| Request |
Return the lines of the items below without any change, starting with the line that contains "x-tick-label: 0 <box>69 377 76 390</box>" and continuing through the line that contains "x-tick-label: 3 <box>398 377 405 390</box>". Include both of those lines and nothing outside that range.

Region boundary data
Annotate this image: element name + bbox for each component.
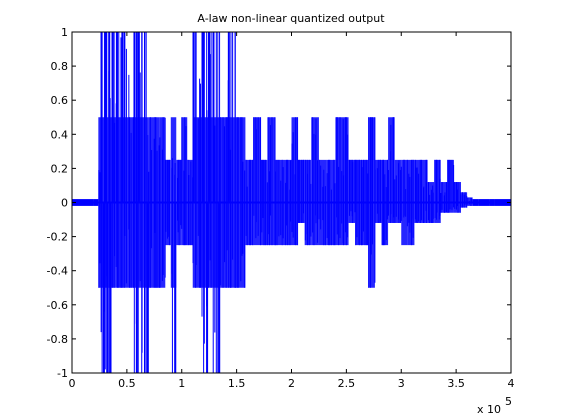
x-tick-label: 0 <box>69 377 76 390</box>
y-tick-label: 0.2 <box>51 162 69 175</box>
x-tick-label: 2 <box>288 377 295 390</box>
signal-segment <box>311 117 319 246</box>
y-axis: 1 0.8 0.6 0.4 0.2 0 -0.2 -0.4 -0.6 -0.8 -1 <box>47 26 511 380</box>
x-tick-label: 1.5 <box>228 377 246 390</box>
x-tick-label: 4 <box>508 377 515 390</box>
y-tick-label: -0.4 <box>47 265 68 278</box>
y-tick-label: 0.4 <box>51 128 69 141</box>
chart-title: A-law non-linear quantized output <box>197 12 385 25</box>
signal-segment <box>494 199 511 206</box>
signal-segment <box>447 159 454 213</box>
y-tick-label: 0.6 <box>51 94 69 107</box>
signal-segment <box>267 117 276 246</box>
data-layer <box>72 32 511 373</box>
y-tick-label: -0.6 <box>47 299 68 312</box>
x-axis: 0 0.5 1 1.5 2 2.5 3 3.5 4 <box>69 32 515 390</box>
x-scale-label: x 10 <box>477 403 501 416</box>
signal-segment <box>394 159 402 223</box>
y-tick-label: 0 <box>61 197 68 210</box>
y-tick-label: 1 <box>61 26 68 39</box>
signal-segment <box>414 159 422 223</box>
signal-segment <box>253 117 261 246</box>
x-tick-label: 2.5 <box>338 377 356 390</box>
x-tick-label: 0.5 <box>118 377 136 390</box>
x-tick-label: 3.5 <box>447 377 465 390</box>
x-tick-label: 1 <box>178 377 185 390</box>
y-tick-label: -0.8 <box>47 333 68 346</box>
x-tick-label: 3 <box>398 377 405 390</box>
y-tick-label: -0.2 <box>47 231 68 244</box>
y-tick-label: 0.8 <box>51 60 69 73</box>
y-tick-label: -1 <box>57 367 68 380</box>
signal-segment <box>388 117 395 223</box>
x-scale-exponent: 5 <box>505 395 512 408</box>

| Result of this exercise |
x-tick-label: 0 <box>69 377 76 390</box>
y-tick-label: 0.2 <box>51 162 69 175</box>
x-tick-label: 2 <box>288 377 295 390</box>
signal-segment <box>311 117 319 246</box>
y-axis: 1 0.8 0.6 0.4 0.2 0 -0.2 -0.4 -0.6 -0.8 -1 <box>47 26 511 380</box>
x-tick-label: 1.5 <box>228 377 246 390</box>
x-tick-label: 4 <box>508 377 515 390</box>
y-tick-label: -0.4 <box>47 265 68 278</box>
y-tick-label: 0.4 <box>51 128 69 141</box>
chart-title: A-law non-linear quantized output <box>197 12 385 25</box>
signal-segment <box>494 199 511 206</box>
signal-segment <box>447 159 454 213</box>
y-tick-label: 0.6 <box>51 94 69 107</box>
signal-segment <box>267 117 276 246</box>
data-layer <box>72 32 511 373</box>
y-tick-label: -0.6 <box>47 299 68 312</box>
x-axis: 0 0.5 1 1.5 2 2.5 3 3.5 4 <box>69 32 515 390</box>
x-scale-label: x 10 <box>477 403 501 416</box>
signal-segment <box>394 159 402 223</box>
y-tick-label: 0 <box>61 197 68 210</box>
y-tick-label: 1 <box>61 26 68 39</box>
signal-segment <box>414 159 422 223</box>
signal-segment <box>253 117 261 246</box>
x-tick-label: 2.5 <box>338 377 356 390</box>
x-tick-label: 0.5 <box>118 377 136 390</box>
x-tick-label: 3.5 <box>447 377 465 390</box>
x-tick-label: 1 <box>178 377 185 390</box>
y-tick-label: -0.8 <box>47 333 68 346</box>
x-tick-label: 3 <box>398 377 405 390</box>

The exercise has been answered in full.